_Problem to work on_
Gather the lines below that include the string "name", copying each in full.

_Given information_
'''

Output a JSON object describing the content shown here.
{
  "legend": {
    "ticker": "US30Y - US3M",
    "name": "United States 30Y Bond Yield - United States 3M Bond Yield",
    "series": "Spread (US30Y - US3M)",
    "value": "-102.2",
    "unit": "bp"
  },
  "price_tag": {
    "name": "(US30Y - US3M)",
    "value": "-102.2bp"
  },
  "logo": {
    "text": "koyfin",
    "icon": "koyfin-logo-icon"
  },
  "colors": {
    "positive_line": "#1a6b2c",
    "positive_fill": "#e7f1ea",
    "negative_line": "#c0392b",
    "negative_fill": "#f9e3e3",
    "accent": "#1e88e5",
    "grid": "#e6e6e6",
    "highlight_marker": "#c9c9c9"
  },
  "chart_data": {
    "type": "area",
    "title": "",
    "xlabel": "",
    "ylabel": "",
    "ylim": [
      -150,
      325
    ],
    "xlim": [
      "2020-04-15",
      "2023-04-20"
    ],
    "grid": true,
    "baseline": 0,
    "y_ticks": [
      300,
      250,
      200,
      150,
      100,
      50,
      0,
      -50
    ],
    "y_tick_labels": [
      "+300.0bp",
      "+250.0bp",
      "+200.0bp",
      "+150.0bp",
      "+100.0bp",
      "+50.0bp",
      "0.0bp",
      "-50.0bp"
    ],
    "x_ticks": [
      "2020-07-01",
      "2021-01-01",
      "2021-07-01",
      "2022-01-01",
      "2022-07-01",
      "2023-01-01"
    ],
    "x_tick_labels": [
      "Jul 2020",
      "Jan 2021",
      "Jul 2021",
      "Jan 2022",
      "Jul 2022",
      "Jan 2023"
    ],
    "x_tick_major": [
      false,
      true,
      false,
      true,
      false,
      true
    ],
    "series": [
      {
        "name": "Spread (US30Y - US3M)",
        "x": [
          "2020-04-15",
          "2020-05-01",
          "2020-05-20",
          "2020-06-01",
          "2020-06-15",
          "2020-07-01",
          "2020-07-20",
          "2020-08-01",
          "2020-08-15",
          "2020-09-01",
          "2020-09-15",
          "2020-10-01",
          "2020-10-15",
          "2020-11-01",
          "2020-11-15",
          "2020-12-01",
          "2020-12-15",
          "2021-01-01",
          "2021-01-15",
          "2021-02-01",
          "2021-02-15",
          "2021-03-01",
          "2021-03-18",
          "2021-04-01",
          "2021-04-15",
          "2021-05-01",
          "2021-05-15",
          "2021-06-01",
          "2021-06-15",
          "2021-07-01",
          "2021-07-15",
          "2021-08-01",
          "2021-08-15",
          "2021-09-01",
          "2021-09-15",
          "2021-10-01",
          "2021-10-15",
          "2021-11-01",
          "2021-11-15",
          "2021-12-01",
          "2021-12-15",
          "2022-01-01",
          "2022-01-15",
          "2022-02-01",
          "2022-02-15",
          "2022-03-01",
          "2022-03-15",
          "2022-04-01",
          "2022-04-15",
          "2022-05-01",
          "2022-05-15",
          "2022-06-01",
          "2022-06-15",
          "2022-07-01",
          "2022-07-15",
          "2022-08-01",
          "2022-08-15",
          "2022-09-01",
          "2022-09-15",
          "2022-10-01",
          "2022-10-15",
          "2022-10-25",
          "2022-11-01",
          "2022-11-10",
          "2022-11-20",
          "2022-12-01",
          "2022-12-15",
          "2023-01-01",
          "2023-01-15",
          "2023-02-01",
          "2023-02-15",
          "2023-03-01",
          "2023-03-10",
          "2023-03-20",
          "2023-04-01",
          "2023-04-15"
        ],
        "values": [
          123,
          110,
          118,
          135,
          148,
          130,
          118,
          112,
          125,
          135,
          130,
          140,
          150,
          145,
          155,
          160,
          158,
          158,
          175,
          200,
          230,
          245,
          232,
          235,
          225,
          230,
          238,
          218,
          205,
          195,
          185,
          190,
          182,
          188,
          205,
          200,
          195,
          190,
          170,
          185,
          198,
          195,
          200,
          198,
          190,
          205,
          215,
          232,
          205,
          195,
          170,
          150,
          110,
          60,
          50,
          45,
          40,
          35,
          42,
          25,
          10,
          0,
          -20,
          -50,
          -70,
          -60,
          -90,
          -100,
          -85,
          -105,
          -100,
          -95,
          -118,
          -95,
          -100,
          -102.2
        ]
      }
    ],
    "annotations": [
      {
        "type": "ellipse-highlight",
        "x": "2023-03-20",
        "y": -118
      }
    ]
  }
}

'''

_Finished answer_
    "name": "United States 30Y Bond Yield - United States 3M Bond Yield",
    "name": "(US30Y - US3M)",
        "name": "Spread (US30Y - US3M)",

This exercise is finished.